Repeat the full listing below verbatim and keep the images out.

> DATA PROVIDED:
Begin

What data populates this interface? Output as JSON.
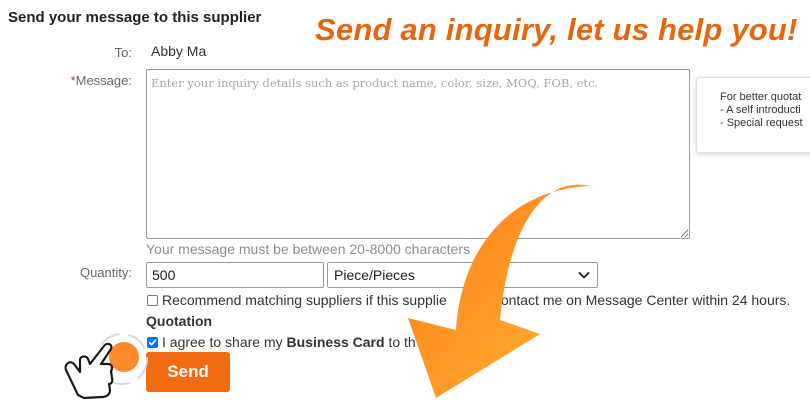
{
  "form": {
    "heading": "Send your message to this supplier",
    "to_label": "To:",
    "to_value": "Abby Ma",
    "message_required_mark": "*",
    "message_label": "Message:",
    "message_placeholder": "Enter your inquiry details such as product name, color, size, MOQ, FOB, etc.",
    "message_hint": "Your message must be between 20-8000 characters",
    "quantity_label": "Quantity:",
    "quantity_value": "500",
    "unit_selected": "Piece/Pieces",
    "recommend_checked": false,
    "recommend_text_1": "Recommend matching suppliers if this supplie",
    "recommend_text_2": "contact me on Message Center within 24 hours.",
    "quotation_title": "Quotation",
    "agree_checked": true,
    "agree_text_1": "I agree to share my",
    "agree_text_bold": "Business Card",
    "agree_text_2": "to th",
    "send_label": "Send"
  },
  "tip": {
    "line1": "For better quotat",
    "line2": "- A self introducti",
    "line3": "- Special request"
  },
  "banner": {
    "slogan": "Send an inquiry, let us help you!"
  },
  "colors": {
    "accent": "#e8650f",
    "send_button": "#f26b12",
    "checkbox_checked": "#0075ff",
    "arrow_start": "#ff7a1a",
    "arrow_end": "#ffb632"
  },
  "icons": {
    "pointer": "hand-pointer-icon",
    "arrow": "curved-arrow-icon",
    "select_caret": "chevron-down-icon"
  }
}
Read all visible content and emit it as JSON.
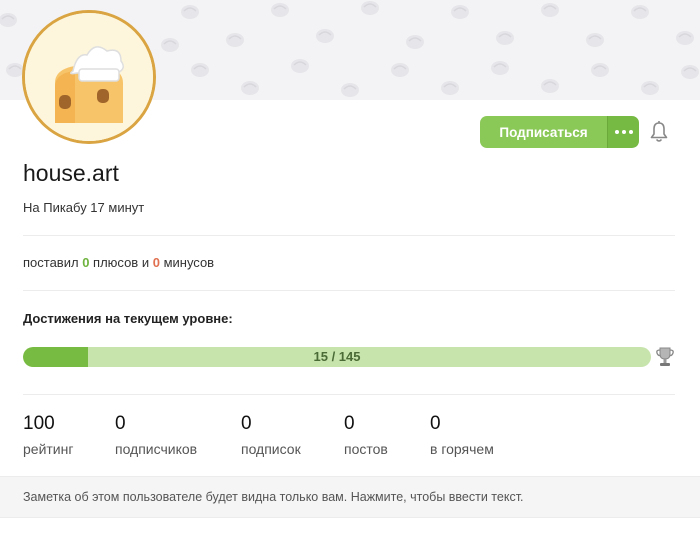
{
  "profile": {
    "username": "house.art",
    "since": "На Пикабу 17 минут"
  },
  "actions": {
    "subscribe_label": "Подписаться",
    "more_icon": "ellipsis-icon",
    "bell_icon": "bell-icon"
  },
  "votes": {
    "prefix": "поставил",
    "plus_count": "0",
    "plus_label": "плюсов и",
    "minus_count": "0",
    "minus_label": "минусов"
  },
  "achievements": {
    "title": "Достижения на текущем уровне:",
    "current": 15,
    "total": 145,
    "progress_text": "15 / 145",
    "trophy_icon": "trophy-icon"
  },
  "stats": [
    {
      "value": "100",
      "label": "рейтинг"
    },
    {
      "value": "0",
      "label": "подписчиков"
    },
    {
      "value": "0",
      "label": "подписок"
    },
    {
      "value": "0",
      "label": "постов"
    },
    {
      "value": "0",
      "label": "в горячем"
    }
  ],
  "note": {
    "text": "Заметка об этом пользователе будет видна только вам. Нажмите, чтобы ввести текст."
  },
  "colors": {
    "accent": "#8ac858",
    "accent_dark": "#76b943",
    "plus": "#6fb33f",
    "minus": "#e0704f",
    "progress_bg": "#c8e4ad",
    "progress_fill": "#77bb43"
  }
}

End

> RESPONSE FOR THIS EXERCISE:
What data populates this interface? Output as JSON.
{
  "form": {
    "heading": "Send your message to this supplier",
    "to_label": "To:",
    "to_value": "Abby Ma",
    "message_required_mark": "*",
    "message_label": "Message:",
    "message_placeholder": "Enter your inquiry details such as product name, color, size, MOQ, FOB, etc.",
    "message_hint": "Your message must be between 20-8000 characters",
    "quantity_label": "Quantity:",
    "quantity_value": "500",
    "unit_selected": "Piece/Pieces",
    "recommend_checked": false,
    "recommend_text_1": "Recommend matching suppliers if this supplie",
    "recommend_text_2": "contact me on Message Center within 24 hours.",
    "quotation_title": "Quotation",
    "agree_checked": true,
    "agree_text_1": "I agree to share my",
    "agree_text_bold": "Business Card",
    "agree_text_2": "to th",
    "send_label": "Send"
  },
  "tip": {
    "line1": "For better quotat",
    "line2": "- A self introducti",
    "line3": "- Special request"
  },
  "banner": {
    "slogan": "Send an inquiry, let us help you!"
  },
  "colors": {
    "accent": "#e8650f",
    "send_button": "#f26b12",
    "checkbox_checked": "#0075ff",
    "arrow_start": "#ff7a1a",
    "arrow_end": "#ffb632"
  },
  "icons": {
    "pointer": "hand-pointer-icon",
    "arrow": "curved-arrow-icon",
    "select_caret": "chevron-down-icon"
  }
}
Read all visible content and emit it as JSON.
{
  "profile": {
    "username": "house.art",
    "since": "На Пикабу 17 минут"
  },
  "actions": {
    "subscribe_label": "Подписаться",
    "more_icon": "ellipsis-icon",
    "bell_icon": "bell-icon"
  },
  "votes": {
    "prefix": "поставил",
    "plus_count": "0",
    "plus_label": "плюсов и",
    "minus_count": "0",
    "minus_label": "минусов"
  },
  "achievements": {
    "title": "Достижения на текущем уровне:",
    "current": 15,
    "total": 145,
    "progress_text": "15 / 145",
    "trophy_icon": "trophy-icon"
  },
  "stats": [
    {
      "value": "100",
      "label": "рейтинг"
    },
    {
      "value": "0",
      "label": "подписчиков"
    },
    {
      "value": "0",
      "label": "подписок"
    },
    {
      "value": "0",
      "label": "постов"
    },
    {
      "value": "0",
      "label": "в горячем"
    }
  ],
  "note": {
    "text": "Заметка об этом пользователе будет видна только вам. Нажмите, чтобы ввести текст."
  },
  "colors": {
    "accent": "#8ac858",
    "accent_dark": "#76b943",
    "plus": "#6fb33f",
    "minus": "#e0704f",
    "progress_bg": "#c8e4ad",
    "progress_fill": "#77bb43"
  }
}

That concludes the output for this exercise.